[Figure data in JSON]

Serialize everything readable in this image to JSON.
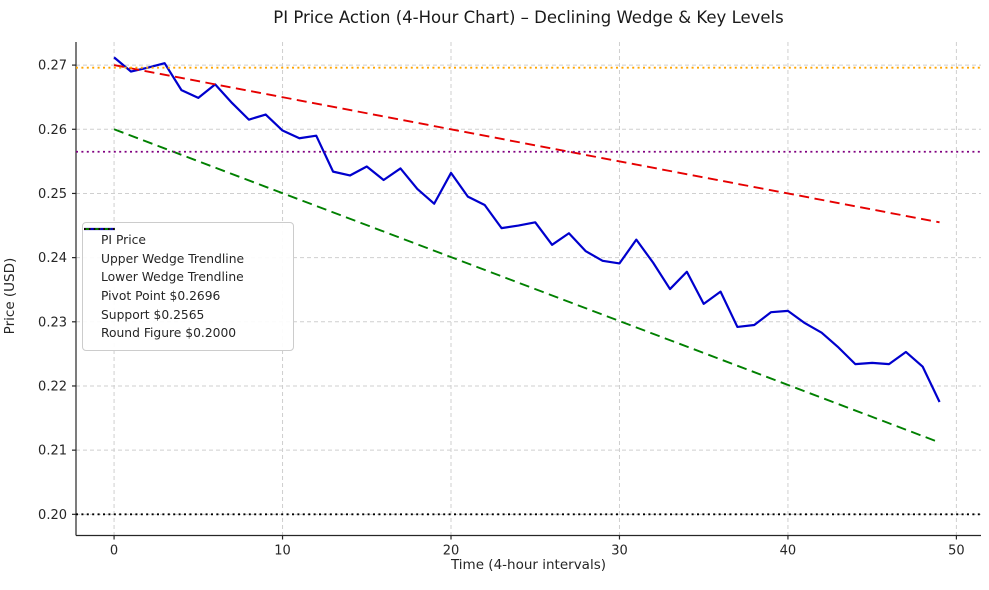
{
  "chart_data": {
    "type": "line",
    "title": "PI Price Action (4-Hour Chart) – Declining Wedge & Key Levels",
    "xlabel": "Time (4-hour intervals)",
    "ylabel": "Price (USD)",
    "xlim": [
      -2.26,
      51.46
    ],
    "ylim": [
      0.1967,
      0.2736
    ],
    "xticks": [
      0,
      10,
      20,
      30,
      40,
      50
    ],
    "xtick_labels": [
      "0",
      "10",
      "20",
      "30",
      "40",
      "50"
    ],
    "yticks": [
      0.2,
      0.21,
      0.22,
      0.23,
      0.24,
      0.25,
      0.26,
      0.27
    ],
    "ytick_labels": [
      "0.20",
      "0.21",
      "0.22",
      "0.23",
      "0.24",
      "0.25",
      "0.26",
      "0.27"
    ],
    "grid": true,
    "grid_color": "#cfcfcf",
    "legend_position": "center-left",
    "series": [
      {
        "name": "PI Price",
        "kind": "line",
        "color": "#0000cd",
        "style": "solid",
        "width": 2.2,
        "x_start": 0,
        "values": [
          0.2712,
          0.269,
          0.2696,
          0.2703,
          0.2661,
          0.2649,
          0.267,
          0.2641,
          0.2615,
          0.2623,
          0.2598,
          0.2586,
          0.259,
          0.2534,
          0.2528,
          0.2542,
          0.2521,
          0.2539,
          0.2507,
          0.2484,
          0.2532,
          0.2495,
          0.2482,
          0.2446,
          0.245,
          0.2455,
          0.242,
          0.2438,
          0.241,
          0.2395,
          0.2391,
          0.2428,
          0.2392,
          0.2351,
          0.2378,
          0.2328,
          0.2347,
          0.2292,
          0.2295,
          0.2315,
          0.2317,
          0.2298,
          0.2283,
          0.226,
          0.2234,
          0.2236,
          0.2234,
          0.2253,
          0.223,
          0.2175
        ]
      },
      {
        "name": "Upper Wedge Trendline",
        "kind": "trend",
        "color": "#e60000",
        "style": "dashed",
        "width": 1.9,
        "x": [
          0,
          49
        ],
        "y": [
          0.27,
          0.2455
        ]
      },
      {
        "name": "Lower Wedge Trendline",
        "kind": "trend",
        "color": "#008000",
        "style": "dashed",
        "width": 1.9,
        "x": [
          0,
          49
        ],
        "y": [
          0.26,
          0.2112
        ]
      },
      {
        "name": "Pivot Point $0.2696",
        "kind": "hline",
        "color": "#ffa500",
        "style": "dotted",
        "width": 1.8,
        "y": 0.2696
      },
      {
        "name": "Support $0.2565",
        "kind": "hline",
        "color": "#800080",
        "style": "dotted",
        "width": 1.8,
        "y": 0.2565
      },
      {
        "name": "Round Figure $0.2000",
        "kind": "hline",
        "color": "#000000",
        "style": "dotted",
        "width": 1.8,
        "y": 0.2
      }
    ]
  }
}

→ Exercise requirements:
Show all lines from the data above in which the word "Price" appears.

→ The result:
    "title": "PI Price Action (4-Hour Chart) – Declining Wedge & Key Levels",
    "ylabel": "Price (USD)",
        "name": "PI Price",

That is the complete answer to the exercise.